(Figure dataset records)
------------------------

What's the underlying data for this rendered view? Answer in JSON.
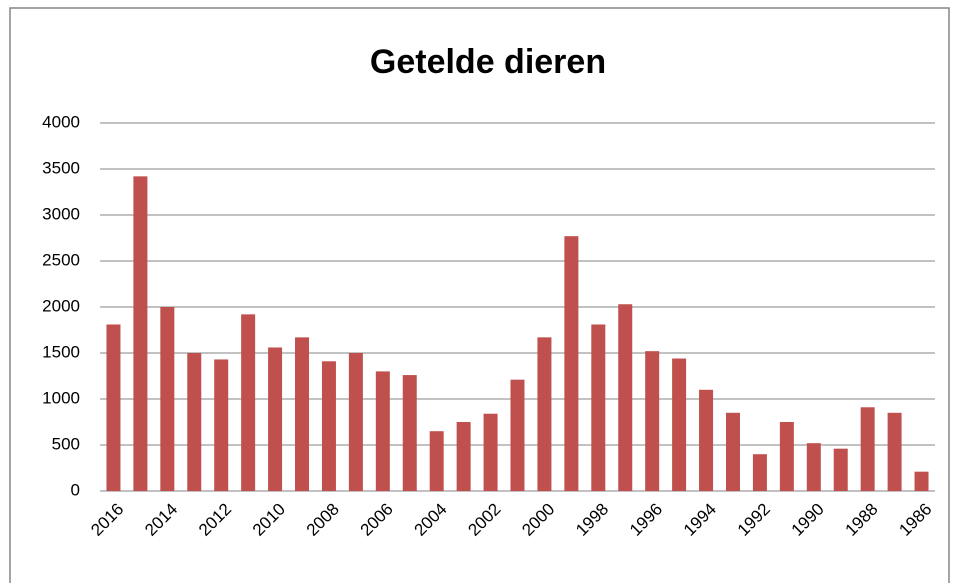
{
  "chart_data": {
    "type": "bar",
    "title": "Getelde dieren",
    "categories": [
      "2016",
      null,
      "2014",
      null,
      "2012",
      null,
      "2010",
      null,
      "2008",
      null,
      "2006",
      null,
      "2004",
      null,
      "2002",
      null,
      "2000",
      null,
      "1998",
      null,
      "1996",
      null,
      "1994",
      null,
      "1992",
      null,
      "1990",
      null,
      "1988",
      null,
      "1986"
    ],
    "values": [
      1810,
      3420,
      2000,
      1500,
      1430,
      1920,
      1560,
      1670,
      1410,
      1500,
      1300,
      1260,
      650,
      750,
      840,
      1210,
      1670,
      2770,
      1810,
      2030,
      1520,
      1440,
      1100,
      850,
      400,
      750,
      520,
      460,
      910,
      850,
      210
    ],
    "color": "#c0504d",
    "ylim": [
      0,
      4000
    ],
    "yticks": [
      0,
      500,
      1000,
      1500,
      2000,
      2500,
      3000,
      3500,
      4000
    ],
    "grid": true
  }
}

------------------------

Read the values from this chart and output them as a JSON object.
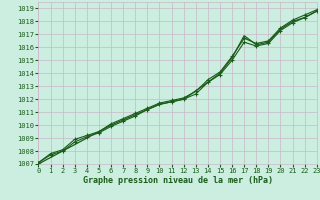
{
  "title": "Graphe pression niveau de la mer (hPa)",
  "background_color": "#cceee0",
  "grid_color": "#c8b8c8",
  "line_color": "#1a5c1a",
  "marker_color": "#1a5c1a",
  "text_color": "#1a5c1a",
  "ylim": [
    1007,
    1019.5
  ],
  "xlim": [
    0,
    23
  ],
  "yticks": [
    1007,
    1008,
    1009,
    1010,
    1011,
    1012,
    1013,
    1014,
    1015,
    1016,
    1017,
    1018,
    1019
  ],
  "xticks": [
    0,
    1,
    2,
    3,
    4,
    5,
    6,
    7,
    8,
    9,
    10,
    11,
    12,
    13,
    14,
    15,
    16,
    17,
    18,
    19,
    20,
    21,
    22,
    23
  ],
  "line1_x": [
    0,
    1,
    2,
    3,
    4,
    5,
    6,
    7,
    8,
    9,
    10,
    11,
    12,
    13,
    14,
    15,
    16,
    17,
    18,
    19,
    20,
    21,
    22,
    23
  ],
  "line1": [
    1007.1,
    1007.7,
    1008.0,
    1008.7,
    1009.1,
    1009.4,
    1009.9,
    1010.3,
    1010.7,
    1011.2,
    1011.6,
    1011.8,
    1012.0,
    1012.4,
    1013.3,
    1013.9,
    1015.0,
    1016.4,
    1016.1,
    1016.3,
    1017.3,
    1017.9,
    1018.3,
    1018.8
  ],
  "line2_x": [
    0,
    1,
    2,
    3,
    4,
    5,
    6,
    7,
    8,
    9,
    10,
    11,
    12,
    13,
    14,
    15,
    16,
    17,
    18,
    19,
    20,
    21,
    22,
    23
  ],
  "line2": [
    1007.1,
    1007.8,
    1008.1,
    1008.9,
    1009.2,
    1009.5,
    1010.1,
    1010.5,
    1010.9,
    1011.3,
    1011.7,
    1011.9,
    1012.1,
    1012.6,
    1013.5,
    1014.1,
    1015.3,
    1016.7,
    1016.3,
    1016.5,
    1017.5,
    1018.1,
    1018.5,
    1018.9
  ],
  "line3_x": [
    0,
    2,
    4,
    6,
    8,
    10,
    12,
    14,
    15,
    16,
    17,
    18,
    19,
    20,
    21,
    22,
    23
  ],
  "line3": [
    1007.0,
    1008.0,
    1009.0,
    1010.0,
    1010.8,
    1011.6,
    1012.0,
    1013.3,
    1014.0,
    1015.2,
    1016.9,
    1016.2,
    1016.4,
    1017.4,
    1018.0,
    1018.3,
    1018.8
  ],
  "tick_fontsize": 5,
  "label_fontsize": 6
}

------------------------

Collect each line containing the string "JSON".

What's the underlying data for this rendered view? Answer in JSON.
Read the values from this chart and output them as a JSON object.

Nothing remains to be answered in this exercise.